:: THE REQUEST ::
Repeat the lines that follow, leaving nothing out.

(Collected data)
···
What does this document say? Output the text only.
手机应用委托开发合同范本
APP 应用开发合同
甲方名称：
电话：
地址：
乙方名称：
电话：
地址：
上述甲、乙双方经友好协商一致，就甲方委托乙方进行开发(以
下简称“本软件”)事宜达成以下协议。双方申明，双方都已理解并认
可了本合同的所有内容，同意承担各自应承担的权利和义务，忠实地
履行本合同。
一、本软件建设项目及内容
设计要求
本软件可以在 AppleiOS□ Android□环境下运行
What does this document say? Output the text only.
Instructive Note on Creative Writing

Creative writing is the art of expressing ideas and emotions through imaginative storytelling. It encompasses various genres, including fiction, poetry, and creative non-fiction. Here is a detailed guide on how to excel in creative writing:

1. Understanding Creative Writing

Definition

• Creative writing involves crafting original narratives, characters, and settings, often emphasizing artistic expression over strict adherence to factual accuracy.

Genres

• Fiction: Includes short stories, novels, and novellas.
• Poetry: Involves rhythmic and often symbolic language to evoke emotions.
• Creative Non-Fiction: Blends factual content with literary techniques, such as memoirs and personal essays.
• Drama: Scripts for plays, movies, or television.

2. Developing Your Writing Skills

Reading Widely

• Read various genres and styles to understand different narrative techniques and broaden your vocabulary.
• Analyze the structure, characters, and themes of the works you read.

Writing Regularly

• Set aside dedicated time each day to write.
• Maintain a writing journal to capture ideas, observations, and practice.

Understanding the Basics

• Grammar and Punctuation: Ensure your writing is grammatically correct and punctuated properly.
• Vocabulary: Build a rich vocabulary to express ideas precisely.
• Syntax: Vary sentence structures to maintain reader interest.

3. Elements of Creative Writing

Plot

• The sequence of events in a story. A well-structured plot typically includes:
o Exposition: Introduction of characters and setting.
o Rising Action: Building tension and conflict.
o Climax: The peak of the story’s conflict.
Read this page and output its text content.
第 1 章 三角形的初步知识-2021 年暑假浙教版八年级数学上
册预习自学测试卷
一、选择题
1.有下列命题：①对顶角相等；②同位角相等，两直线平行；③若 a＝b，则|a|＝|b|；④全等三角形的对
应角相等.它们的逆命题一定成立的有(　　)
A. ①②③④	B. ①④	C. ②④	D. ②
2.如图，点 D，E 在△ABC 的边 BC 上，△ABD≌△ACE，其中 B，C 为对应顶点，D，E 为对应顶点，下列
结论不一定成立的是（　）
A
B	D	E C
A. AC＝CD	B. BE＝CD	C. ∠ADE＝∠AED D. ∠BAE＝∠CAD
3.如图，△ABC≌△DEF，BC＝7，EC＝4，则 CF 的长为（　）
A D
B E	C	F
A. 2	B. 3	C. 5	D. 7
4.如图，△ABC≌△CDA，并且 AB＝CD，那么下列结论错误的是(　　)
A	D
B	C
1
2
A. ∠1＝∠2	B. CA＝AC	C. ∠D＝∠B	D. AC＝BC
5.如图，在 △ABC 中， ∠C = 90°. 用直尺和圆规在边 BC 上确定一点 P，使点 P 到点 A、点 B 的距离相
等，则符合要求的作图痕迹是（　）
···
:: FULL SOLUTION ::
What does this document say? Output the text only.
手机应用委托开发合同范本
APP 应用开发合同
甲方名称：
电话：
地址：
乙方名称：
电话：
地址：
上述甲、乙双方经友好协商一致，就甲方委托乙方进行开发(以
下简称“本软件”)事宜达成以下协议。双方申明，双方都已理解并认
可了本合同的所有内容，同意承担各自应承担的权利和义务，忠实地
履行本合同。
一、本软件建设项目及内容
设计要求
本软件可以在 AppleiOS□ Android□环境下运行
What does this document say? Output the text only.
Instructive Note on Creative Writing

Creative writing is the art of expressing ideas and emotions through imaginative storytelling. It encompasses various genres, including fiction, poetry, and creative non-fiction. Here is a detailed guide on how to excel in creative writing:

1. Understanding Creative Writing

Definition

• Creative writing involves crafting original narratives, characters, and settings, often emphasizing artistic expression over strict adherence to factual accuracy.

Genres

• Fiction: Includes short stories, novels, and novellas.
• Poetry: Involves rhythmic and often symbolic language to evoke emotions.
• Creative Non-Fiction: Blends factual content with literary techniques, such as memoirs and personal essays.
• Drama: Scripts for plays, movies, or television.

2. Developing Your Writing Skills

Reading Widely

• Read various genres and styles to understand different narrative techniques and broaden your vocabulary.
• Analyze the structure, characters, and themes of the works you read.

Writing Regularly

• Set aside dedicated time each day to write.
• Maintain a writing journal to capture ideas, observations, and practice.

Understanding the Basics

• Grammar and Punctuation: Ensure your writing is grammatically correct and punctuated properly.
• Vocabulary: Build a rich vocabulary to express ideas precisely.
• Syntax: Vary sentence structures to maintain reader interest.

3. Elements of Creative Writing

Plot

• The sequence of events in a story. A well-structured plot typically includes:
o Exposition: Introduction of characters and setting.
o Rising Action: Building tension and conflict.
o Climax: The peak of the story’s conflict.
Read this page and output its text content.
第 1 章 三角形的初步知识-2021 年暑假浙教版八年级数学上
册预习自学测试卷
一、选择题
1.有下列命题：①对顶角相等；②同位角相等，两直线平行；③若 a＝b，则|a|＝|b|；④全等三角形的对
应角相等.它们的逆命题一定成立的有(　　)
A. ①②③④	B. ①④	C. ②④	D. ②
2.如图，点 D，E 在△ABC 的边 BC 上，△ABD≌△ACE，其中 B，C 为对应顶点，D，E 为对应顶点，下列
结论不一定成立的是（　）
A
B	D	E C
A. AC＝CD	B. BE＝CD	C. ∠ADE＝∠AED D. ∠BAE＝∠CAD
3.如图，△ABC≌△DEF，BC＝7，EC＝4，则 CF 的长为（　）
A D
B E	C	F
A. 2	B. 3	C. 5	D. 7
4.如图，△ABC≌△CDA，并且 AB＝CD，那么下列结论错误的是(　　)
A	D
B	C
1
2
A. ∠1＝∠2	B. CA＝AC	C. ∠D＝∠B	D. AC＝BC
5.如图，在 △ABC 中， ∠C = 90°. 用直尺和圆规在边 BC 上确定一点 P，使点 P 到点 A、点 B 的距离相
等，则符合要求的作图痕迹是（　）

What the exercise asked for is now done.